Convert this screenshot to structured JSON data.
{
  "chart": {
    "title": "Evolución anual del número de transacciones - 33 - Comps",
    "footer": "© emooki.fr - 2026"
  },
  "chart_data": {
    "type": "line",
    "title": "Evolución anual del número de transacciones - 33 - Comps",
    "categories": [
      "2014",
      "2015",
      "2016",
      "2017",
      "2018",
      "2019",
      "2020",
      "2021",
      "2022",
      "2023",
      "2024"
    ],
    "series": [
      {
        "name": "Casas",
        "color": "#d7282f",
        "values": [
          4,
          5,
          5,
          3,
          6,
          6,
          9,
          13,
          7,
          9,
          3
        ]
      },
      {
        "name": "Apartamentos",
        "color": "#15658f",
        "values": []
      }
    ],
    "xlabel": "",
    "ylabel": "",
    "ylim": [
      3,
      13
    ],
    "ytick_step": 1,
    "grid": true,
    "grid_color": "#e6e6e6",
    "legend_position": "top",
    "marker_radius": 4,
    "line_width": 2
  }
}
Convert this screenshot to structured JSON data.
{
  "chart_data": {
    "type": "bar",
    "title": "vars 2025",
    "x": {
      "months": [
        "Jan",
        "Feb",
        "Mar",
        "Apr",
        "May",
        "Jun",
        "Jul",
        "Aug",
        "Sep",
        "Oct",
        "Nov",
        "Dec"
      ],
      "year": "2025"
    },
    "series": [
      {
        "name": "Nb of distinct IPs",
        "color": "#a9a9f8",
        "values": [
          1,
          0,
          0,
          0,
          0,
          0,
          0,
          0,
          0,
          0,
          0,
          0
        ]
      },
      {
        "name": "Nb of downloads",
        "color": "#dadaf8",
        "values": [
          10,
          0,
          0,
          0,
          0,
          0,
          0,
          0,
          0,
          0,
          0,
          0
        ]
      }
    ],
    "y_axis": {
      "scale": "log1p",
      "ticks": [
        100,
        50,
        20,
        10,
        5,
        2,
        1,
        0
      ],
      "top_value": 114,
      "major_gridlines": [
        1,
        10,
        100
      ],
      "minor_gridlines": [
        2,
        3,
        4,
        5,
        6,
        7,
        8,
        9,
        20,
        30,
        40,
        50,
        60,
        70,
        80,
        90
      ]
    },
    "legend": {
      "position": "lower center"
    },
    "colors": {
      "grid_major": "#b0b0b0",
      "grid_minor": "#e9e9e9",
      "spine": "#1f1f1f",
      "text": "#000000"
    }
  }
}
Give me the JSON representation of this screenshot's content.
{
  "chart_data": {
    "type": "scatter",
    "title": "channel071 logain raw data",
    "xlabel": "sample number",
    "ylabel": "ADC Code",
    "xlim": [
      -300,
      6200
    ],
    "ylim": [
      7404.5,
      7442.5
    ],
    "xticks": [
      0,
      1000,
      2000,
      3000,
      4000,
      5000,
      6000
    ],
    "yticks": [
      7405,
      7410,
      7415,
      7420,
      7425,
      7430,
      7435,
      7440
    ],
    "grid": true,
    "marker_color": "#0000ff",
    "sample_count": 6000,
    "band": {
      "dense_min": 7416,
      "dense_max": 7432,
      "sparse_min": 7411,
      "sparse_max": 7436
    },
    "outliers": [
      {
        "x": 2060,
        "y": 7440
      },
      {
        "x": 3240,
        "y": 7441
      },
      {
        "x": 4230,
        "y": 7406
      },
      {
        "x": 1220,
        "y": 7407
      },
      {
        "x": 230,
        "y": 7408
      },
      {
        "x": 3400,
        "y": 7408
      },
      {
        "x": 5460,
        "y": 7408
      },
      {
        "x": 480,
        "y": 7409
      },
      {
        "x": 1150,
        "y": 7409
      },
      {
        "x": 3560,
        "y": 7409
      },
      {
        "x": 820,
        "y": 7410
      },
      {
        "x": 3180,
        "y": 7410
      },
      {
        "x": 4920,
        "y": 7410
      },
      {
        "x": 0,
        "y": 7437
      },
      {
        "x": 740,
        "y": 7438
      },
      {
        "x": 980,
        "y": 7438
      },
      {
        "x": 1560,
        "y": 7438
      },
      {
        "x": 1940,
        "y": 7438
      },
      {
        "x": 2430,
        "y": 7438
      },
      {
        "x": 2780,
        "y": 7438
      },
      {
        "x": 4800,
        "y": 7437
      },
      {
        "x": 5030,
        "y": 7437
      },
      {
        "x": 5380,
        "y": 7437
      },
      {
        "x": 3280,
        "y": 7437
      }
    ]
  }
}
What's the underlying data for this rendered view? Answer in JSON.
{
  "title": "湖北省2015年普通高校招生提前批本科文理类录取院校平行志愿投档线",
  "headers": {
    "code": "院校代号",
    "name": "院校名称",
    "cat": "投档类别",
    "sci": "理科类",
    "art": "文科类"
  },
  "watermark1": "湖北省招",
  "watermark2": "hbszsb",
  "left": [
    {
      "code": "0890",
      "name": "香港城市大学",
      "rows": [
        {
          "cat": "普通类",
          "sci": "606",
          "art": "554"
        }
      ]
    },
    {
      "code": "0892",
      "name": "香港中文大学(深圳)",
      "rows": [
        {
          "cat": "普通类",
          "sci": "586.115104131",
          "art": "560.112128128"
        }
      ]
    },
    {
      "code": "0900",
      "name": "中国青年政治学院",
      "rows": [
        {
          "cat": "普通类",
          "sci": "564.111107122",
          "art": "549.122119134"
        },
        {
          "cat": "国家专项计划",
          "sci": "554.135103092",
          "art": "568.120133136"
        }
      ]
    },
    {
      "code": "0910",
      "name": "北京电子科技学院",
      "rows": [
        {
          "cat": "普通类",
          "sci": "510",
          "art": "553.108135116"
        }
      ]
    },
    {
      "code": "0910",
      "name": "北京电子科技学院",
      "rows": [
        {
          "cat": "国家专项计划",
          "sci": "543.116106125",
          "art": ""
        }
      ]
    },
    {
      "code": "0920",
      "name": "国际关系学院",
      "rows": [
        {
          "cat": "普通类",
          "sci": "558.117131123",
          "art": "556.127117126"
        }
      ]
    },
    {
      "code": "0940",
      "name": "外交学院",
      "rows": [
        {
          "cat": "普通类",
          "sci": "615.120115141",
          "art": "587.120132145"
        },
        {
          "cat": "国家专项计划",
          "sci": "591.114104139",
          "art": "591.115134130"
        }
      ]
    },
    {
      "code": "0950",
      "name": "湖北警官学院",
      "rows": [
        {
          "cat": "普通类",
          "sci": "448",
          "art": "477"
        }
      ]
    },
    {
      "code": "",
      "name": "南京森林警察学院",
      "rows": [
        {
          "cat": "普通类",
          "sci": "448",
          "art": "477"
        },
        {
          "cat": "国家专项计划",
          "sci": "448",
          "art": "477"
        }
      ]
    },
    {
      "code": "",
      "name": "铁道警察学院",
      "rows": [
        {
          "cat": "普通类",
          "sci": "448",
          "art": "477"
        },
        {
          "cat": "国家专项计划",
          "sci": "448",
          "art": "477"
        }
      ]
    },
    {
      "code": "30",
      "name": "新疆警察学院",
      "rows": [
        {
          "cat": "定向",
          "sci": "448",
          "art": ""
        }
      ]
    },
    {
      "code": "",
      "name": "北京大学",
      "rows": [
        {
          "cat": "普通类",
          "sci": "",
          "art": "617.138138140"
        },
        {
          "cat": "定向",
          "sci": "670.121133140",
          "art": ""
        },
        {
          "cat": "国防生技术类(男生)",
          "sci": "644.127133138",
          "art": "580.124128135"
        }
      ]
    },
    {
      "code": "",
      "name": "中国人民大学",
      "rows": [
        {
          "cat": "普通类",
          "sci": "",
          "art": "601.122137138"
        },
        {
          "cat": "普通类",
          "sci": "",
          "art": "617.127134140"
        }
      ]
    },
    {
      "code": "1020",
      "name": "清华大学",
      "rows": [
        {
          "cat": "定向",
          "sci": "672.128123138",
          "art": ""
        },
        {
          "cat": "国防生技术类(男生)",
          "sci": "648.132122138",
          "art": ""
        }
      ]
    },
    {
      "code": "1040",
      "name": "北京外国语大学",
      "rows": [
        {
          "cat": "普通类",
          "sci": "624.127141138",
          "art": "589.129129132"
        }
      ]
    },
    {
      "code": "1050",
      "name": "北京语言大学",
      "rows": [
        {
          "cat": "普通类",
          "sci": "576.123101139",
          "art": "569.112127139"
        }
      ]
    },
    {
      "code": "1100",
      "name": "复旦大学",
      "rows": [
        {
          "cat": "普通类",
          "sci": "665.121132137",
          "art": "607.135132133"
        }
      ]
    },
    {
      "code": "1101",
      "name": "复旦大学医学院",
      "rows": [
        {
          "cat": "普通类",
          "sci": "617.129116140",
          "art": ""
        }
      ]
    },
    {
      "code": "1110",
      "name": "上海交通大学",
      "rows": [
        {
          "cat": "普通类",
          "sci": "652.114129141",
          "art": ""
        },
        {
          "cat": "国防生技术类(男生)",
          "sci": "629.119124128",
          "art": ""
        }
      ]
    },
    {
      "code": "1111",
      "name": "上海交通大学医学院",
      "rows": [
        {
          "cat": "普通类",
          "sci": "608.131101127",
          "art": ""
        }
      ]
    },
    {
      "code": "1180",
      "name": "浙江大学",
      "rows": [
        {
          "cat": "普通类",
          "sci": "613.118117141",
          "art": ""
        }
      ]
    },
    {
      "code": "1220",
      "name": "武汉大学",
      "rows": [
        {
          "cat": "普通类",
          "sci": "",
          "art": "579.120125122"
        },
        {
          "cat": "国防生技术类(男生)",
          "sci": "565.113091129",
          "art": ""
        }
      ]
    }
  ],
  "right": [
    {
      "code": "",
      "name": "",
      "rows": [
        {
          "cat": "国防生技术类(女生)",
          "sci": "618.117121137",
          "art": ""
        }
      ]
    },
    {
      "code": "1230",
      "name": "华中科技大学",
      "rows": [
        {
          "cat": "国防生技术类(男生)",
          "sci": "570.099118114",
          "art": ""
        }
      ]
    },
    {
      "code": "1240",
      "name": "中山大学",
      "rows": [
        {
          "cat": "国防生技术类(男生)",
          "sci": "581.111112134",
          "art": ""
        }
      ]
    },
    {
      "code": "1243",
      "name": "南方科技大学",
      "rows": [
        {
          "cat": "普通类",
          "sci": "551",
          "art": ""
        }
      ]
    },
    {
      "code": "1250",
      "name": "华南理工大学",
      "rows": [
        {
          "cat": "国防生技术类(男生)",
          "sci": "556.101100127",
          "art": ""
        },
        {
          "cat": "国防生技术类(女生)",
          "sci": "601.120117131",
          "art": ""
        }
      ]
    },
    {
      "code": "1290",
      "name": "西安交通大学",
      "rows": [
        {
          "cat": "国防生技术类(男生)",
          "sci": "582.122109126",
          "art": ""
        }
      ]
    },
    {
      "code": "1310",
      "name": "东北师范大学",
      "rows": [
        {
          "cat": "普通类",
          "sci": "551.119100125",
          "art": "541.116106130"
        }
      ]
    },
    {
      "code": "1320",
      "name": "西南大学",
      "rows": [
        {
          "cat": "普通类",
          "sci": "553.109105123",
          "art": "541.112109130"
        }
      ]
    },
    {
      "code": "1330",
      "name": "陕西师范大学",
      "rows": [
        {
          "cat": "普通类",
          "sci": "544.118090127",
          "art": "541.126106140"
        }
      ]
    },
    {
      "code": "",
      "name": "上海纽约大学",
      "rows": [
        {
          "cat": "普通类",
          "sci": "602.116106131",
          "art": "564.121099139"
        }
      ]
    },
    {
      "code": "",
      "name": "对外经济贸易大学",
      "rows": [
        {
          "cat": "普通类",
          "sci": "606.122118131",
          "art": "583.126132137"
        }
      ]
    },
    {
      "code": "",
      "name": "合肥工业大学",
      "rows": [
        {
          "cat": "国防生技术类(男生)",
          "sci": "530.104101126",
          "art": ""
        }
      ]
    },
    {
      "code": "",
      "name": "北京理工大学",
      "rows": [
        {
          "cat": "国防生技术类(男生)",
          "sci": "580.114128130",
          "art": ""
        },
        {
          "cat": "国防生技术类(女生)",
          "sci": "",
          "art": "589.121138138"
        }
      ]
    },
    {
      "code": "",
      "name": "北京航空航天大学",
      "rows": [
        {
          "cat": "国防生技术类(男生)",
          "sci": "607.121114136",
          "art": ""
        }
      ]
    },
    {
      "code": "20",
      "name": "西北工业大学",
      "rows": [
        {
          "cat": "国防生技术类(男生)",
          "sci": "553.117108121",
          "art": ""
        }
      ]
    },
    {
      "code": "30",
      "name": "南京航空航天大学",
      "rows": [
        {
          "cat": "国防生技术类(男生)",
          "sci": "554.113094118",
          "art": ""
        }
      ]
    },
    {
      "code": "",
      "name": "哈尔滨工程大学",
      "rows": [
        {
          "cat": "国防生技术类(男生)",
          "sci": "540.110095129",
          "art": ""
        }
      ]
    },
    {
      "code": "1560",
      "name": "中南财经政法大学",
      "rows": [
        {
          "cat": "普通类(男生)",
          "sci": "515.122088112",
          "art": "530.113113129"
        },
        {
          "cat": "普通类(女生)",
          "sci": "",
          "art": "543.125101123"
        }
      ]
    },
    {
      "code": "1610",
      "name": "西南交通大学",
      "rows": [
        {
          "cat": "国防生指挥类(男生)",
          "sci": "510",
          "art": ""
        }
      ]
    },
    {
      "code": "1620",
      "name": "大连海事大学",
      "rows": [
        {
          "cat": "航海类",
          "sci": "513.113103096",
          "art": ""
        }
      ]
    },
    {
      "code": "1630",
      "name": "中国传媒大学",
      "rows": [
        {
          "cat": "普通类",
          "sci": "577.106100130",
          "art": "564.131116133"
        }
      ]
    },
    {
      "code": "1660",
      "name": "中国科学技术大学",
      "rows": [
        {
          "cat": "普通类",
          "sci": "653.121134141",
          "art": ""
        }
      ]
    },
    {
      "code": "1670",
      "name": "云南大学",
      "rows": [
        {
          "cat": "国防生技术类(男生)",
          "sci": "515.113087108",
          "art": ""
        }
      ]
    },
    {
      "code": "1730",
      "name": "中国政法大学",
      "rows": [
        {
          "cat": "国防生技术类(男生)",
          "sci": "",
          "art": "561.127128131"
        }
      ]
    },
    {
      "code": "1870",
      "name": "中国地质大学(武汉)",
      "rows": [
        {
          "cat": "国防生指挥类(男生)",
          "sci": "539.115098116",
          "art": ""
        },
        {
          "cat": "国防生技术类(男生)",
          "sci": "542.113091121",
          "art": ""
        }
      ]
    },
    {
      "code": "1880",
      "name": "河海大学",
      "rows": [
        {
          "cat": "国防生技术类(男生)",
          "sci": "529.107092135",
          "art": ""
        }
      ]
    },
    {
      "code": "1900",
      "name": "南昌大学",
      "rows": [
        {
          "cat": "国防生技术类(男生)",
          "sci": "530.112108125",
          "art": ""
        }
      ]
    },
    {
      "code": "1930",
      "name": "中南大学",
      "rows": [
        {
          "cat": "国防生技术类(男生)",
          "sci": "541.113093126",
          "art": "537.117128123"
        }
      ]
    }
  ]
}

══════════════════════════════

Problem description:
Tally up the lines holding the word "this" in the data above, and answer with that figure only.

Written answer:
4